* _STATED TASK_
Take all the material and copy it exactly.

Start of GIVEN INFORMATION

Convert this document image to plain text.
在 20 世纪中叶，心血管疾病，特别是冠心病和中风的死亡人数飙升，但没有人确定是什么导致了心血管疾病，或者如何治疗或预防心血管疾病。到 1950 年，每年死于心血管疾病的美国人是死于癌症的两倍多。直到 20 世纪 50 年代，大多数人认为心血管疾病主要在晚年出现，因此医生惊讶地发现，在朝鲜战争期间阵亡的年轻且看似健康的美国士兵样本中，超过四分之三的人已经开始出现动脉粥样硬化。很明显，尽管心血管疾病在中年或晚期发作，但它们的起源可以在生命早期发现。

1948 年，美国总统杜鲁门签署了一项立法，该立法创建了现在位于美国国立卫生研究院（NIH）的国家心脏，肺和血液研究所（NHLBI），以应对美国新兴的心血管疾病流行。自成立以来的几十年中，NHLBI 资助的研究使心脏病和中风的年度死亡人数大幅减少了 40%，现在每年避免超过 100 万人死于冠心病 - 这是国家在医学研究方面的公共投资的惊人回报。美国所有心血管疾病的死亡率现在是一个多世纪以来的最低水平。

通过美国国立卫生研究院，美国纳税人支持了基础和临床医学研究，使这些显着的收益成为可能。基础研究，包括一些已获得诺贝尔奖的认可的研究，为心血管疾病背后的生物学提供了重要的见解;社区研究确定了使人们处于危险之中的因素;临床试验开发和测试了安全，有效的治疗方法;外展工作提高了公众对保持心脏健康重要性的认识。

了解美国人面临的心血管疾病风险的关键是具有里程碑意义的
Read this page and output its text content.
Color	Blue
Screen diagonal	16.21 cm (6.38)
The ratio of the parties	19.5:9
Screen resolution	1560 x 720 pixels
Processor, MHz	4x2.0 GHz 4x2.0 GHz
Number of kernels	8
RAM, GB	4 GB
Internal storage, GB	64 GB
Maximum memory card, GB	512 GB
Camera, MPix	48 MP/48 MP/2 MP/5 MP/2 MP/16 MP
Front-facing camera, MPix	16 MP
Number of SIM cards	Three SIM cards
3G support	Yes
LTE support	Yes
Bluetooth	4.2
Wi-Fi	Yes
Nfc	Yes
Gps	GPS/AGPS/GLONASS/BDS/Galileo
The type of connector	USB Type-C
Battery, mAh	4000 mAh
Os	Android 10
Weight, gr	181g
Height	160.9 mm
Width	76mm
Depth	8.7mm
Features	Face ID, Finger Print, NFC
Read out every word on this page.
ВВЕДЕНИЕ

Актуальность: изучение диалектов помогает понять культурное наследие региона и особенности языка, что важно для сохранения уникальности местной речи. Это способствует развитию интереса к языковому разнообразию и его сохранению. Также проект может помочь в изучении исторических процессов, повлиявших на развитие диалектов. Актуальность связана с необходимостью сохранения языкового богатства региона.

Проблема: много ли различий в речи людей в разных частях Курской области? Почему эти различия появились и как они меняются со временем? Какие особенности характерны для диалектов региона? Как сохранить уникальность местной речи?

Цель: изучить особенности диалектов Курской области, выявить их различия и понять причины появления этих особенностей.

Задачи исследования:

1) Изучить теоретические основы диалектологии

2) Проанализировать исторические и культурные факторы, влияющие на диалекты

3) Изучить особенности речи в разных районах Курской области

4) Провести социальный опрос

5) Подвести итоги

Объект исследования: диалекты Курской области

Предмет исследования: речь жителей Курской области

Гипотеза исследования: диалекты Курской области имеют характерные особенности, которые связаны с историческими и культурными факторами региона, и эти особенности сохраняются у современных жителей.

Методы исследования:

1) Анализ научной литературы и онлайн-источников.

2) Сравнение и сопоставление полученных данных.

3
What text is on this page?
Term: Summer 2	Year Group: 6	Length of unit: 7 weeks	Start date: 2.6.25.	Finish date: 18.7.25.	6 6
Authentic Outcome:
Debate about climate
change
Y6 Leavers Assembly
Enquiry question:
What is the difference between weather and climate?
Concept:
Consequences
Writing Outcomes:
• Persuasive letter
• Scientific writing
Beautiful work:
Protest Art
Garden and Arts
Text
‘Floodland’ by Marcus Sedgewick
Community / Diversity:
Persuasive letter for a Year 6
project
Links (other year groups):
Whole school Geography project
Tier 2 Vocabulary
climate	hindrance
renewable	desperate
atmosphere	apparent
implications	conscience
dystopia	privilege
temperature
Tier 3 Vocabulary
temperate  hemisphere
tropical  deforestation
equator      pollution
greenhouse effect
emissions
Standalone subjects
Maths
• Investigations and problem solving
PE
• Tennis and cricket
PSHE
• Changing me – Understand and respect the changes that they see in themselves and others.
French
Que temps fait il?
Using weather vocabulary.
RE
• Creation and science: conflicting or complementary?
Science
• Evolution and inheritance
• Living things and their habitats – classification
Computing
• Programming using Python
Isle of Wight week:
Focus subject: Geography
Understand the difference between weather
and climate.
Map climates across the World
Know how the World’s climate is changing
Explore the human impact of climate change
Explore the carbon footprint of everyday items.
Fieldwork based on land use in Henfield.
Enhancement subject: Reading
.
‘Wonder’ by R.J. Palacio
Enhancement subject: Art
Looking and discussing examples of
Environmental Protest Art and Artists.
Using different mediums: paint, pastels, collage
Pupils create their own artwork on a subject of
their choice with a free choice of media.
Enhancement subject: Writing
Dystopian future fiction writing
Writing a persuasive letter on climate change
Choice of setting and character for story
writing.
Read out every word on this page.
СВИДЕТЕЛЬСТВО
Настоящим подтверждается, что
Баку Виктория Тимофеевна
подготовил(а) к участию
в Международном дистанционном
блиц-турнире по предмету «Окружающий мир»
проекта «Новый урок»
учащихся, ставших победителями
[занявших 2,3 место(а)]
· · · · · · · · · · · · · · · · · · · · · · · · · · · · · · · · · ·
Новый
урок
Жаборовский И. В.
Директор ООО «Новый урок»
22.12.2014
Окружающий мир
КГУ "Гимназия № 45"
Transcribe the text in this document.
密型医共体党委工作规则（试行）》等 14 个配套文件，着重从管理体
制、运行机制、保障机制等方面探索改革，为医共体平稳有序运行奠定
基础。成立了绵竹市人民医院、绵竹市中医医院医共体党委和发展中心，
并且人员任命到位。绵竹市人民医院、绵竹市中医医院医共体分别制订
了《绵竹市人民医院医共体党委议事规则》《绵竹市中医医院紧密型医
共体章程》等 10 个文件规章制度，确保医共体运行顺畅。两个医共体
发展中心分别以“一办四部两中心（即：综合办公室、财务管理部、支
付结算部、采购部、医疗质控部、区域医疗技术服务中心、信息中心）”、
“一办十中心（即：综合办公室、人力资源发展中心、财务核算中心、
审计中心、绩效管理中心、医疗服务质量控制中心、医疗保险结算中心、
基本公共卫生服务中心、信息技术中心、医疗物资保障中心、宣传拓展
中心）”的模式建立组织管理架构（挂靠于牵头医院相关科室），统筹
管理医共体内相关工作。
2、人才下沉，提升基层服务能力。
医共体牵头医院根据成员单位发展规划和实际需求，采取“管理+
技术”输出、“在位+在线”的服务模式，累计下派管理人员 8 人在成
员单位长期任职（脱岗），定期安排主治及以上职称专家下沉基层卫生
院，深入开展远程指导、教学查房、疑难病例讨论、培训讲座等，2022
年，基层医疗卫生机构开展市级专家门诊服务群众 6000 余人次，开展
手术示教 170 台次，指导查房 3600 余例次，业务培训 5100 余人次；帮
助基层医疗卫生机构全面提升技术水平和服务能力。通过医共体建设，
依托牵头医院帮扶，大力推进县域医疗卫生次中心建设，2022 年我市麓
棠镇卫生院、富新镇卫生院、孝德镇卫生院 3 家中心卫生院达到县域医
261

End of GIVEN INFORMATION

* _COMPLETED EXERCISE_
Convert this document image to plain text.
在 20 世纪中叶，心血管疾病，特别是冠心病和中风的死亡人数飙升，但没有人确定是什么导致了心血管疾病，或者如何治疗或预防心血管疾病。到 1950 年，每年死于心血管疾病的美国人是死于癌症的两倍多。直到 20 世纪 50 年代，大多数人认为心血管疾病主要在晚年出现，因此医生惊讶地发现，在朝鲜战争期间阵亡的年轻且看似健康的美国士兵样本中，超过四分之三的人已经开始出现动脉粥样硬化。很明显，尽管心血管疾病在中年或晚期发作，但它们的起源可以在生命早期发现。

1948 年，美国总统杜鲁门签署了一项立法，该立法创建了现在位于美国国立卫生研究院（NIH）的国家心脏，肺和血液研究所（NHLBI），以应对美国新兴的心血管疾病流行。自成立以来的几十年中，NHLBI 资助的研究使心脏病和中风的年度死亡人数大幅减少了 40%，现在每年避免超过 100 万人死于冠心病 - 这是国家在医学研究方面的公共投资的惊人回报。美国所有心血管疾病的死亡率现在是一个多世纪以来的最低水平。

通过美国国立卫生研究院，美国纳税人支持了基础和临床医学研究，使这些显着的收益成为可能。基础研究，包括一些已获得诺贝尔奖的认可的研究，为心血管疾病背后的生物学提供了重要的见解;社区研究确定了使人们处于危险之中的因素;临床试验开发和测试了安全，有效的治疗方法;外展工作提高了公众对保持心脏健康重要性的认识。

了解美国人面临的心血管疾病风险的关键是具有里程碑意义的
Read this page and output its text content.
Color	Blue
Screen diagonal	16.21 cm (6.38)
The ratio of the parties	19.5:9
Screen resolution	1560 x 720 pixels
Processor, MHz	4x2.0 GHz 4x2.0 GHz
Number of kernels	8
RAM, GB	4 GB
Internal storage, GB	64 GB
Maximum memory card, GB	512 GB
Camera, MPix	48 MP/48 MP/2 MP/5 MP/2 MP/16 MP
Front-facing camera, MPix	16 MP
Number of SIM cards	Three SIM cards
3G support	Yes
LTE support	Yes
Bluetooth	4.2
Wi-Fi	Yes
Nfc	Yes
Gps	GPS/AGPS/GLONASS/BDS/Galileo
The type of connector	USB Type-C
Battery, mAh	4000 mAh
Os	Android 10
Weight, gr	181g
Height	160.9 mm
Width	76mm
Depth	8.7mm
Features	Face ID, Finger Print, NFC
Read out every word on this page.
ВВЕДЕНИЕ

Актуальность: изучение диалектов помогает понять культурное наследие региона и особенности языка, что важно для сохранения уникальности местной речи. Это способствует развитию интереса к языковому разнообразию и его сохранению. Также проект может помочь в изучении исторических процессов, повлиявших на развитие диалектов. Актуальность связана с необходимостью сохранения языкового богатства региона.

Проблема: много ли различий в речи людей в разных частях Курской области? Почему эти различия появились и как они меняются со временем? Какие особенности характерны для диалектов региона? Как сохранить уникальность местной речи?

Цель: изучить особенности диалектов Курской области, выявить их различия и понять причины появления этих особенностей.

Задачи исследования:

1) Изучить теоретические основы диалектологии

2) Проанализировать исторические и культурные факторы, влияющие на диалекты

3) Изучить особенности речи в разных районах Курской области

4) Провести социальный опрос

5) Подвести итоги

Объект исследования: диалекты Курской области

Предмет исследования: речь жителей Курской области

Гипотеза исследования: диалекты Курской области имеют характерные особенности, которые связаны с историческими и культурными факторами региона, и эти особенности сохраняются у современных жителей.

Методы исследования:

1) Анализ научной литературы и онлайн-источников.

2) Сравнение и сопоставление полученных данных.

3
What text is on this page?
Term: Summer 2	Year Group: 6	Length of unit: 7 weeks	Start date: 2.6.25.	Finish date: 18.7.25.	6 6
Authentic Outcome:
Debate about climate
change
Y6 Leavers Assembly
Enquiry question:
What is the difference between weather and climate?
Concept:
Consequences
Writing Outcomes:
• Persuasive letter
• Scientific writing
Beautiful work:
Protest Art
Garden and Arts
Text
‘Floodland’ by Marcus Sedgewick
Community / Diversity:
Persuasive letter for a Year 6
project
Links (other year groups):
Whole school Geography project
Tier 2 Vocabulary
climate	hindrance
renewable	desperate
atmosphere	apparent
implications	conscience
dystopia	privilege
temperature
Tier 3 Vocabulary
temperate  hemisphere
tropical  deforestation
equator      pollution
greenhouse effect
emissions
Standalone subjects
Maths
• Investigations and problem solving
PE
• Tennis and cricket
PSHE
• Changing me – Understand and respect the changes that they see in themselves and others.
French
Que temps fait il?
Using weather vocabulary.
RE
• Creation and science: conflicting or complementary?
Science
• Evolution and inheritance
• Living things and their habitats – classification
Computing
• Programming using Python
Isle of Wight week:
Focus subject: Geography
Understand the difference between weather
and climate.
Map climates across the World
Know how the World’s climate is changing
Explore the human impact of climate change
Explore the carbon footprint of everyday items.
Fieldwork based on land use in Henfield.
Enhancement subject: Reading
.
‘Wonder’ by R.J. Palacio
Enhancement subject: Art
Looking and discussing examples of
Environmental Protest Art and Artists.
Using different mediums: paint, pastels, collage
Pupils create their own artwork on a subject of
their choice with a free choice of media.
Enhancement subject: Writing
Dystopian future fiction writing
Writing a persuasive letter on climate change
Choice of setting and character for story
writing.
Read out every word on this page.
СВИДЕТЕЛЬСТВО
Настоящим подтверждается, что
Баку Виктория Тимофеевна
подготовил(а) к участию
в Международном дистанционном
блиц-турнире по предмету «Окружающий мир»
проекта «Новый урок»
учащихся, ставших победителями
[занявших 2,3 место(а)]
· · · · · · · · · · · · · · · · · · · · · · · · · · · · · · · · · ·
Новый
урок
Жаборовский И. В.
Директор ООО «Новый урок»
22.12.2014
Окружающий мир
КГУ "Гимназия № 45"
Transcribe the text in this document.
密型医共体党委工作规则（试行）》等 14 个配套文件，着重从管理体
制、运行机制、保障机制等方面探索改革，为医共体平稳有序运行奠定
基础。成立了绵竹市人民医院、绵竹市中医医院医共体党委和发展中心，
并且人员任命到位。绵竹市人民医院、绵竹市中医医院医共体分别制订
了《绵竹市人民医院医共体党委议事规则》《绵竹市中医医院紧密型医
共体章程》等 10 个文件规章制度，确保医共体运行顺畅。两个医共体
发展中心分别以“一办四部两中心（即：综合办公室、财务管理部、支
付结算部、采购部、医疗质控部、区域医疗技术服务中心、信息中心）”、
“一办十中心（即：综合办公室、人力资源发展中心、财务核算中心、
审计中心、绩效管理中心、医疗服务质量控制中心、医疗保险结算中心、
基本公共卫生服务中心、信息技术中心、医疗物资保障中心、宣传拓展
中心）”的模式建立组织管理架构（挂靠于牵头医院相关科室），统筹
管理医共体内相关工作。
2、人才下沉，提升基层服务能力。
医共体牵头医院根据成员单位发展规划和实际需求，采取“管理+
技术”输出、“在位+在线”的服务模式，累计下派管理人员 8 人在成
员单位长期任职（脱岗），定期安排主治及以上职称专家下沉基层卫生
院，深入开展远程指导、教学查房、疑难病例讨论、培训讲座等，2022
年，基层医疗卫生机构开展市级专家门诊服务群众 6000 余人次，开展
手术示教 170 台次，指导查房 3600 余例次，业务培训 5100 余人次；帮
助基层医疗卫生机构全面提升技术水平和服务能力。通过医共体建设，
依托牵头医院帮扶，大力推进县域医疗卫生次中心建设，2022 年我市麓
棠镇卫生院、富新镇卫生院、孝德镇卫生院 3 家中心卫生院达到县域医
261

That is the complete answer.